Finalist for the Publishing Triangle’s 2023 Thom Gunn Award in Gay Poetry

My fourth full-length poetry collection, Madness, is the selected poems of a fictional poet, Luis Montes-Torres, a gay Cuban exile who makes a name for himself in the world of poetry before the contours of his ordinary life become overwhelming, stilted, and impossible. The poems and biographical commentary reveal the unpredictable wavering between anxiety and attachment, between the political and the personal, that accompanies any American life marked by difference. Madness is a study in how pleasure, crisis, wonder, disappointment, love, and fantasy are written into our forms for living.

PRAISE FOR MADNESS

“Sprung from the wildly inventive mind of Gabriel Ojeda-Sagué, Madness represents the selected poems of fictional poet Luis Montes-Torres (1976-2035). The book flows luxuriously between poetry, biography, and what I’m tempted to call speculative fiction. Ojeda-Sagué displays a dexterity with a wide range of forms, from short lyrics to long poems to diary entries. As this imagined poet’s biography unfolds, the book shifts and slips and curls, and throughout we remain captivated and intrigued as travel companions. What a pleasure to be invited into the life and poems of an extraordinary person—after all, aren’t we all ordinary and extra, ‘nervous and breathing,’ trying to find ‘a measure arranged into tenderness’?”

» **INFORMATION SUPPLIED**
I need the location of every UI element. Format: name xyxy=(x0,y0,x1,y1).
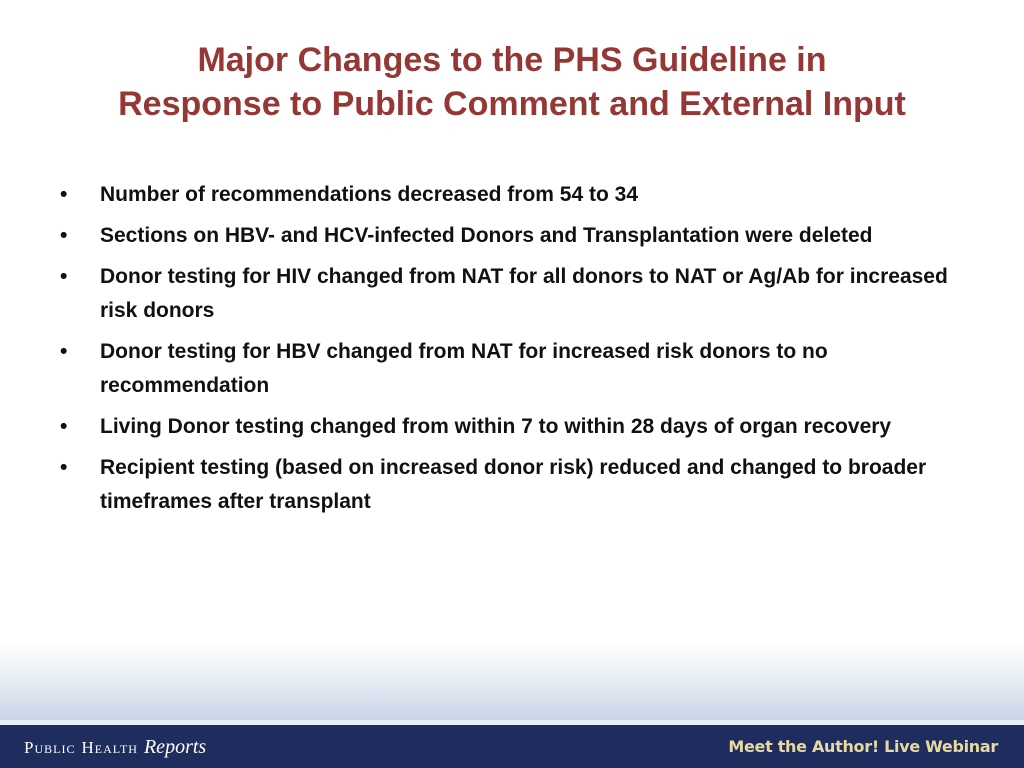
bullet-text: Number of recommendations decreased from 54 to 34 xyxy=(100,183,638,206)
bullet-item xyxy=(60,178,960,212)
bullet-item xyxy=(60,219,960,253)
bullet-dot-icon: • xyxy=(60,340,68,363)
bullet-text: Recipient testing (based on increased donor risk) reduced and changed to broader timeframes after transplant xyxy=(100,456,927,513)
bottom-gradient-band xyxy=(0,640,1024,720)
bullet-dot-icon: • xyxy=(60,415,68,438)
bullet-dot-icon: • xyxy=(60,265,68,288)
footer-bar xyxy=(0,725,1024,768)
bullet-text: Donor testing for HBV changed from NAT for increased risk donors to no recommendation xyxy=(100,340,828,397)
bullet-text: Donor testing for HIV changed from NAT for all donors to NAT or Ag/Ab for increased risk donors xyxy=(100,265,948,322)
bullet-dot-icon: • xyxy=(60,224,68,247)
title-line-1: Major Changes to the PHS Guideline in xyxy=(197,41,827,79)
bullet-dot-icon: • xyxy=(60,456,68,479)
bullet-item xyxy=(60,335,960,403)
bullet-item xyxy=(60,260,960,328)
publication-name-health: Health xyxy=(81,738,138,757)
bullet-text: Living Donor testing changed from within 7 to within 28 days of organ recovery xyxy=(100,415,892,438)
bullet-text: Sections on HBV- and HCV-infected Donors and Transplantation were deleted xyxy=(100,224,873,247)
bullet-item xyxy=(60,451,960,519)
publication-name-reports: Reports xyxy=(143,736,207,758)
bullet-item xyxy=(60,410,960,444)
slide-title xyxy=(30,38,994,126)
bullet-dot-icon: • xyxy=(60,183,68,206)
publication-logo xyxy=(24,736,206,759)
publication-name-public: Public xyxy=(24,738,76,757)
title-line-2: Response to Public Comment and External Input xyxy=(118,85,906,123)
event-label: Meet the Author! Live Webinar xyxy=(728,737,998,756)
bullet-list xyxy=(60,178,960,526)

» **TASKS**
A. In the passage about Madness, what award was the collection a finalist for?
B. The passage about Madness names several things that it says are written into our forms for living. List all of them.
C. Translate this sentence from the passage about Madness into Spanish: "The book flows luxuriously between poetry, biography, and what I’m tempted to call speculative fiction."
The listing has no connection to the passage about Madness.

» **RESULTS OF THE TASKS**
A. The Publishing Triangle’s 2023 Thom Gunn Award in Gay Poetry.

B. pleasure, crisis, wonder, disappointment, love, fantasy

C. El libro fluye de manera suntuosa entre la poesía, la biografía y lo que me tienta llamar ficción especulativa.